* [Request] Find the string "Digital" and gather every line that holds it.

* [Entries shown]
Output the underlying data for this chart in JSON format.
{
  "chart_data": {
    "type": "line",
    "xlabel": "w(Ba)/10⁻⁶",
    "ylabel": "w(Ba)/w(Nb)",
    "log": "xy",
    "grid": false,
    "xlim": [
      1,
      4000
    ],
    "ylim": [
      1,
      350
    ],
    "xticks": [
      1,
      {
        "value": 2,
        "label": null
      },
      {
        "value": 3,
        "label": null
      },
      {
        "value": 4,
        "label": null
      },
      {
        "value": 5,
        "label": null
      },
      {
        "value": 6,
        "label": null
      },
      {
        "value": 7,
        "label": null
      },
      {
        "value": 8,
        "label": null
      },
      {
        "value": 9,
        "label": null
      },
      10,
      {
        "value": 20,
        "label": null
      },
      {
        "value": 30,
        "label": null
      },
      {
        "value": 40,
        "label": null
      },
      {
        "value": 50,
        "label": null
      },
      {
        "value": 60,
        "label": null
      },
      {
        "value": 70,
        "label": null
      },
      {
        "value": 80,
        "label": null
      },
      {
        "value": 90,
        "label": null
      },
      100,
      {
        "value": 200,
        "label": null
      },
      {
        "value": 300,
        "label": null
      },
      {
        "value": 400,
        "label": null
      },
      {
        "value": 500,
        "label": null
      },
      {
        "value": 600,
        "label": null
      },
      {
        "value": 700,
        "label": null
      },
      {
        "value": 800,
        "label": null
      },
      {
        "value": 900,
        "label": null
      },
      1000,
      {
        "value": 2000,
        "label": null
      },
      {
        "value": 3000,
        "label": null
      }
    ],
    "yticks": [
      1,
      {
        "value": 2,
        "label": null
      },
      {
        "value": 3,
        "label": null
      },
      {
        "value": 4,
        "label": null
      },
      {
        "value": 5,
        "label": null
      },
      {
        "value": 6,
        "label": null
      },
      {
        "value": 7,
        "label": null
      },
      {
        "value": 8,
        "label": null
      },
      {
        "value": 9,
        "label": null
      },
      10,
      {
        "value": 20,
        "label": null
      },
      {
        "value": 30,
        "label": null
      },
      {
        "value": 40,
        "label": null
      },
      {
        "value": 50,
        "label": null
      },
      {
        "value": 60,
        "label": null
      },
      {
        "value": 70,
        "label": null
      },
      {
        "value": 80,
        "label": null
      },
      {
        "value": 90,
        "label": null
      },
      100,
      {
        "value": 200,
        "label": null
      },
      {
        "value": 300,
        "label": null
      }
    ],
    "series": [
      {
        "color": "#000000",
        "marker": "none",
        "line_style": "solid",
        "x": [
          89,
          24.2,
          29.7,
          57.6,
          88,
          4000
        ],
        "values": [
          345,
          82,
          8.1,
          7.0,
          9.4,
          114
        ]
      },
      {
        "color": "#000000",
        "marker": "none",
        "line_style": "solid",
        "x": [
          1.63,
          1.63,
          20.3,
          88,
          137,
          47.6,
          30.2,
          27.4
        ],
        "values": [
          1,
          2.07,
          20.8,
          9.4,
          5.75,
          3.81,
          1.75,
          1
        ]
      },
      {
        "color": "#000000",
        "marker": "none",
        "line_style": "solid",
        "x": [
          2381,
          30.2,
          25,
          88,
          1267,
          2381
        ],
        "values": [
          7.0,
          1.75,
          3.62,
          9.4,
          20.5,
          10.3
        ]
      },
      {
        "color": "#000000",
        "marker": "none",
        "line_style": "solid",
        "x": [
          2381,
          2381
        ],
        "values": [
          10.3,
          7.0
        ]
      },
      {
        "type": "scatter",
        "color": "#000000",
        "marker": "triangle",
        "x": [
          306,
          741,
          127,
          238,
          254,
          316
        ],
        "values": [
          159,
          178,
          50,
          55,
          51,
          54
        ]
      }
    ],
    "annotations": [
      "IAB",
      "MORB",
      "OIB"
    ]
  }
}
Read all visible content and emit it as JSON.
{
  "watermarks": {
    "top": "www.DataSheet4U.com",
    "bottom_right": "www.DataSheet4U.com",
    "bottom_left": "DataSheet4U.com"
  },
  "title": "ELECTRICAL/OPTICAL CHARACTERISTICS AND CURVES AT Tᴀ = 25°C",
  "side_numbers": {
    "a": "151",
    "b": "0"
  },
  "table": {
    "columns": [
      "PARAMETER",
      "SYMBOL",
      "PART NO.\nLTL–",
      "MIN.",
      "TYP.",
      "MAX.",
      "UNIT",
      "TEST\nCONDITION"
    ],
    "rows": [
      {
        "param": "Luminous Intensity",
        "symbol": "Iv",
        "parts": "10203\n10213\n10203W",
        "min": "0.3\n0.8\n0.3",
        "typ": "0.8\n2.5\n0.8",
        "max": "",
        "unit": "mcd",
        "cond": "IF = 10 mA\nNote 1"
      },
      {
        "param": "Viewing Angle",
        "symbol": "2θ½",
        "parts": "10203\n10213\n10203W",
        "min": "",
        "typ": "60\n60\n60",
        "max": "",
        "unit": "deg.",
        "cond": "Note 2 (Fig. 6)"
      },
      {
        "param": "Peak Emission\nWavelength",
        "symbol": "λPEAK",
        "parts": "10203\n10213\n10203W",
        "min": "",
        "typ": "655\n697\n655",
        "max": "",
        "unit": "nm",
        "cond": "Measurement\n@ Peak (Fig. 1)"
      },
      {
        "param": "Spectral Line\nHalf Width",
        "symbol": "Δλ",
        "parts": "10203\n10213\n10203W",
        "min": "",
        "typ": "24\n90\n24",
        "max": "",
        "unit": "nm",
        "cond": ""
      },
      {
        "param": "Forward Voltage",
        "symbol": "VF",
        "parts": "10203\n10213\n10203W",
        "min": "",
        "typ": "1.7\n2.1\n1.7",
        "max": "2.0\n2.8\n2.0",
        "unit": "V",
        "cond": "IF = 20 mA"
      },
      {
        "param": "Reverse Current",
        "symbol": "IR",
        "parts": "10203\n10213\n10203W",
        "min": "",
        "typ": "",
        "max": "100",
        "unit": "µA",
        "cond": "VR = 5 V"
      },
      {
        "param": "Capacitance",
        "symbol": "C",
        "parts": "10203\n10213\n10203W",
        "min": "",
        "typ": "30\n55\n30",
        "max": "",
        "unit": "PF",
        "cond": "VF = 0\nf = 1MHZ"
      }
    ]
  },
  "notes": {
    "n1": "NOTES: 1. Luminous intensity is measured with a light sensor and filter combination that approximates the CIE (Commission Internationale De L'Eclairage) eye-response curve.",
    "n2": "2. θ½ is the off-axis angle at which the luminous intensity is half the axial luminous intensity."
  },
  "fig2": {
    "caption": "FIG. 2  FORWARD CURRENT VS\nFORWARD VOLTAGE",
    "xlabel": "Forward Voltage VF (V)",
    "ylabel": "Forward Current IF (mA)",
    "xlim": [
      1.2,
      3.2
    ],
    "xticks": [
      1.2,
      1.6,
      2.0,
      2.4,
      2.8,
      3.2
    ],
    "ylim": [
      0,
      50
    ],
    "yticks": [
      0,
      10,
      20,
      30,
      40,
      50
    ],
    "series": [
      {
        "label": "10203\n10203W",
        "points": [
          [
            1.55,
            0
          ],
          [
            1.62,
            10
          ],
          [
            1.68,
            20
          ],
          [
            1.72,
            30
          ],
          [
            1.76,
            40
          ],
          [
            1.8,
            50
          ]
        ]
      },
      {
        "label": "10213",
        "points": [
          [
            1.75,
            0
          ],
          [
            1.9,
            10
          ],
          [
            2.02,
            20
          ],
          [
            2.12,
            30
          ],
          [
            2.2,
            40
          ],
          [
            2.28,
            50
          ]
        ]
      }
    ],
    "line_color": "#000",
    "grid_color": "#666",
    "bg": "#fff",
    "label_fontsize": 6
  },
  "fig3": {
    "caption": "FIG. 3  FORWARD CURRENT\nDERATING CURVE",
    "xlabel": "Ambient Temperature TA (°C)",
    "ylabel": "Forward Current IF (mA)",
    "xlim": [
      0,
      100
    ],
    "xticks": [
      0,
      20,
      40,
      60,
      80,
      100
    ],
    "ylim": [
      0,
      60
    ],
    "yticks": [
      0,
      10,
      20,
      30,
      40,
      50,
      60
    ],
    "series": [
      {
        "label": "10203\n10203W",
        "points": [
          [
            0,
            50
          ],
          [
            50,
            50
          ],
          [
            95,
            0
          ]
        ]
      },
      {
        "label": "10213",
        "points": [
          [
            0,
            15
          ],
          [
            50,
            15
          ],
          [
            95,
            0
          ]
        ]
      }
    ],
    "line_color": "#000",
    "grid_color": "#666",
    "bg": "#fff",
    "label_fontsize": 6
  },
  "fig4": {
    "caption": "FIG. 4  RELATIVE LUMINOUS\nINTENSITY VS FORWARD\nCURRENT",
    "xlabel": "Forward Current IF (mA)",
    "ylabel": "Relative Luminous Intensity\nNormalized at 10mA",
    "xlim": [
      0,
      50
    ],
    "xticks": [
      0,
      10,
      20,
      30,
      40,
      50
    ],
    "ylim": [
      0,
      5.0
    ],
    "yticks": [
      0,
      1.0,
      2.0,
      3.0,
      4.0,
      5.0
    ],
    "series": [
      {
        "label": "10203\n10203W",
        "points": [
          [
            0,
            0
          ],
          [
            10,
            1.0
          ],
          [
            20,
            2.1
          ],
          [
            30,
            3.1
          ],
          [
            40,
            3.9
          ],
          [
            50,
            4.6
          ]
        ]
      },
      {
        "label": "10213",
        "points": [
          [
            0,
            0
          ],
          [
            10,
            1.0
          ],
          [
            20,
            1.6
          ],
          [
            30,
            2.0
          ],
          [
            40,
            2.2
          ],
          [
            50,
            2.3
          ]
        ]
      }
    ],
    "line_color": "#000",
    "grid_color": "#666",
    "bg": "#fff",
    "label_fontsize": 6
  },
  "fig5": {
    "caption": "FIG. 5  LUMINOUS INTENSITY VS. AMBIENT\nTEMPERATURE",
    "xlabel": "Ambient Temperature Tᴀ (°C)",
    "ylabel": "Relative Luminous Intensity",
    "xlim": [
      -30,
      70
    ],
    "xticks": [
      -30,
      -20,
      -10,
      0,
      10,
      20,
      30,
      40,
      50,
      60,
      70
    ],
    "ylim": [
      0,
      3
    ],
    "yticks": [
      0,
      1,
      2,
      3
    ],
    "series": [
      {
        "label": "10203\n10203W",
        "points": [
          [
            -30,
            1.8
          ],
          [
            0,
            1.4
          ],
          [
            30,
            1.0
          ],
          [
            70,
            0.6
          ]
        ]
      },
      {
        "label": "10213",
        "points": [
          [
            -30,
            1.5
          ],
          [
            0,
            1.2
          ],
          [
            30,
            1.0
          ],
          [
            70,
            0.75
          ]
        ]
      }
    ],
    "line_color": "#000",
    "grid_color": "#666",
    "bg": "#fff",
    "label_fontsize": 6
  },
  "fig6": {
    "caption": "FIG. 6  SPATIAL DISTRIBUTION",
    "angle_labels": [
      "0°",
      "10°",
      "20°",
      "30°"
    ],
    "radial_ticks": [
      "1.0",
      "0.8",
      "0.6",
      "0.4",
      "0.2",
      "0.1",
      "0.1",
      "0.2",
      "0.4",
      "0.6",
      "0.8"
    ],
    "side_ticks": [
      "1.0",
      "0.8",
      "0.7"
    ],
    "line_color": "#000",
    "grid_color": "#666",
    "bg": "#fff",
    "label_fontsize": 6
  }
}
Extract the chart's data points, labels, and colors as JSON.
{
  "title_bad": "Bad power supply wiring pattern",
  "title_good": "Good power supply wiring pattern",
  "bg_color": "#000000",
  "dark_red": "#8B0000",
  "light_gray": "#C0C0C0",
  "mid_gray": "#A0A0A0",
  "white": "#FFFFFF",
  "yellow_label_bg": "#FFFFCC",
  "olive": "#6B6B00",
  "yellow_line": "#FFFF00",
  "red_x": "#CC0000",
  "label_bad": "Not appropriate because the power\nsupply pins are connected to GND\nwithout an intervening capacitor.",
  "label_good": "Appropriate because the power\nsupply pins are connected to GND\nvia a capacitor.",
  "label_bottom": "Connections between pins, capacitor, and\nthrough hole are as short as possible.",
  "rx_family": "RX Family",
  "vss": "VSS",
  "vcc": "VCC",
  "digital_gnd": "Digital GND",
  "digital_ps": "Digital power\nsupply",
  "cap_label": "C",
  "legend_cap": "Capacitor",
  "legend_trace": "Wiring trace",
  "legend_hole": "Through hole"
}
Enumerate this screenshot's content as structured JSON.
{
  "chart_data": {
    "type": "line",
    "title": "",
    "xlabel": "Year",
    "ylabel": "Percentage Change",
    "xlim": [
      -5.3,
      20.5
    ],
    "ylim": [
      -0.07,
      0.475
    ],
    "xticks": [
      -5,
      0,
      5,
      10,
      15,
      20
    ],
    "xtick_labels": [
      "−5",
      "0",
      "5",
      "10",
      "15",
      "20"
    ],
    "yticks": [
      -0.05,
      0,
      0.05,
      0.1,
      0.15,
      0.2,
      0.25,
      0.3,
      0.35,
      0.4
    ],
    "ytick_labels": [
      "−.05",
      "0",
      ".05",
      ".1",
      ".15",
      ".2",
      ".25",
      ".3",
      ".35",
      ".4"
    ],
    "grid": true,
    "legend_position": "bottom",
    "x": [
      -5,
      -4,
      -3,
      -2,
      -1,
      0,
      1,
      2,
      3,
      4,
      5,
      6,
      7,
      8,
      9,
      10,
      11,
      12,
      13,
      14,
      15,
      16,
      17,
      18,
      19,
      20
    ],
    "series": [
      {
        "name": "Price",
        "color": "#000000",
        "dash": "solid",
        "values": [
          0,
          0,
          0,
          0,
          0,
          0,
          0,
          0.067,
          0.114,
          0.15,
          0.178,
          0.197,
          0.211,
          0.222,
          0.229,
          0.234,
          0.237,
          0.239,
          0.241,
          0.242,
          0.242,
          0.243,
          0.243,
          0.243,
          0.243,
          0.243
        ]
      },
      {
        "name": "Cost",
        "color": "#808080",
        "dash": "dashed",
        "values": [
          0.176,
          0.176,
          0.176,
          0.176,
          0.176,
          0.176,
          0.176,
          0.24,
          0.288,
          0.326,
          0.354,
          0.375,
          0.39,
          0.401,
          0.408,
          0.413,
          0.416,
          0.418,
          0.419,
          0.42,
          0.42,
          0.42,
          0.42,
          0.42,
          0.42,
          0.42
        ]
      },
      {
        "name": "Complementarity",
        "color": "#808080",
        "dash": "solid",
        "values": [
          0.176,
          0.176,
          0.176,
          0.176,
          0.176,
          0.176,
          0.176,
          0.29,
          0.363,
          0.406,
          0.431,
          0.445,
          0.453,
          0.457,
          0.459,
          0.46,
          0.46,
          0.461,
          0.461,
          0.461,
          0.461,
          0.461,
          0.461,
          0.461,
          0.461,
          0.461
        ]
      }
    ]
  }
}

* [Problem solution]
  "digital_gnd": "Digital GND",
  "digital_ps": "Digital power\nsupply",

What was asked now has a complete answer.